◆ EXERCISE INSTRUCTIONS
Each entry below should be written out exactly as it is, with no pictures.

(Saved data entries)
========================

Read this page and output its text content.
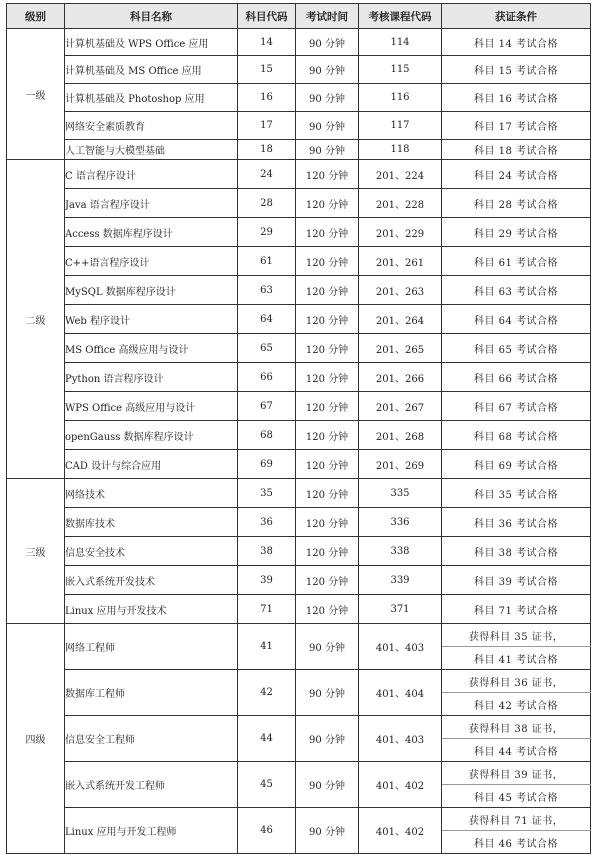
级别	科目名称	科目代码	考试时间	考核课程代码	获证条件
一级	计算机基础及 WPS Office 应用	14	90 分钟	114	科目 14 考试合格
	计算机基础及 MS Office 应用	15	90 分钟	115	科目 15 考试合格
	计算机基础及 Photoshop 应用	16	90 分钟	116	科目 16 考试合格
	网络安全素质教育	17	90 分钟	117	科目 17 考试合格
	人工智能与大模型基础	18	90 分钟	118	科目 18 考试合格
二级	C 语言程序设计	24	120 分钟	201、224	科目 24 考试合格
	Java 语言程序设计	28	120 分钟	201、228	科目 28 考试合格
	Access 数据库程序设计	29	120 分钟	201、229	科目 29 考试合格
	C++语言程序设计	61	120 分钟	201、261	科目 61 考试合格
	MySQL 数据库程序设计	63	120 分钟	201、263	科目 63 考试合格
	Web 程序设计	64	120 分钟	201、264	科目 64 考试合格
	MS Office 高级应用与设计	65	120 分钟	201、265	科目 65 考试合格
	Python 语言程序设计	66	120 分钟	201、266	科目 66 考试合格
	WPS Office 高级应用与设计	67	120 分钟	201、267	科目 67 考试合格
	openGauss 数据库程序设计	68	120 分钟	201、268	科目 68 考试合格
	CAD 设计与综合应用	69	120 分钟	201、269	科目 69 考试合格
三级	网络技术	35	120 分钟	335	科目 35 考试合格
	数据库技术	36	120 分钟	336	科目 36 考试合格
	信息安全技术	38	120 分钟	338	科目 38 考试合格
	嵌入式系统开发技术	39	120 分钟	339	科目 39 考试合格
	Linux 应用与开发技术	71	120 分钟	371	科目 71 考试合格
四级	网络工程师	41	90 分钟	401、403	获得科目 35 证书，
					科目 41 考试合格
	数据库工程师	42	90 分钟	401、404	获得科目 36 证书，
					科目 42 考试合格
	信息安全工程师	44	90 分钟	401、403	获得科目 38 证书，
					科目 44 考试合格
	嵌入式系统开发工程师	45	90 分钟	401、402	获得科目 39 证书，
					科目 45 考试合格
	Linux 应用与开发工程师	46	90 分钟	401、402	获得科目 71 证书，
					科目 46 考试合格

========================

◆ SOLUTION BELOW
Read this page and output its text content.
级别	科目名称	科目代码	考试时间	考核课程代码	获证条件
一级	计算机基础及 WPS Office 应用	14	90 分钟	114	科目 14 考试合格
	计算机基础及 MS Office 应用	15	90 分钟	115	科目 15 考试合格
	计算机基础及 Photoshop 应用	16	90 分钟	116	科目 16 考试合格
	网络安全素质教育	17	90 分钟	117	科目 17 考试合格
	人工智能与大模型基础	18	90 分钟	118	科目 18 考试合格
二级	C 语言程序设计	24	120 分钟	201、224	科目 24 考试合格
	Java 语言程序设计	28	120 分钟	201、228	科目 28 考试合格
	Access 数据库程序设计	29	120 分钟	201、229	科目 29 考试合格
	C++语言程序设计	61	120 分钟	201、261	科目 61 考试合格
	MySQL 数据库程序设计	63	120 分钟	201、263	科目 63 考试合格
	Web 程序设计	64	120 分钟	201、264	科目 64 考试合格
	MS Office 高级应用与设计	65	120 分钟	201、265	科目 65 考试合格
	Python 语言程序设计	66	120 分钟	201、266	科目 66 考试合格
	WPS Office 高级应用与设计	67	120 分钟	201、267	科目 67 考试合格
	openGauss 数据库程序设计	68	120 分钟	201、268	科目 68 考试合格
	CAD 设计与综合应用	69	120 分钟	201、269	科目 69 考试合格
三级	网络技术	35	120 分钟	335	科目 35 考试合格
	数据库技术	36	120 分钟	336	科目 36 考试合格
	信息安全技术	38	120 分钟	338	科目 38 考试合格
	嵌入式系统开发技术	39	120 分钟	339	科目 39 考试合格
	Linux 应用与开发技术	71	120 分钟	371	科目 71 考试合格
四级	网络工程师	41	90 分钟	401、403	获得科目 35 证书，
					科目 41 考试合格
	数据库工程师	42	90 分钟	401、404	获得科目 36 证书，
					科目 42 考试合格
	信息安全工程师	44	90 分钟	401、403	获得科目 38 证书，
					科目 44 考试合格
	嵌入式系统开发工程师	45	90 分钟	401、402	获得科目 39 证书，
					科目 45 考试合格
	Linux 应用与开发工程师	46	90 分钟	401、402	获得科目 71 证书，
					科目 46 考试合格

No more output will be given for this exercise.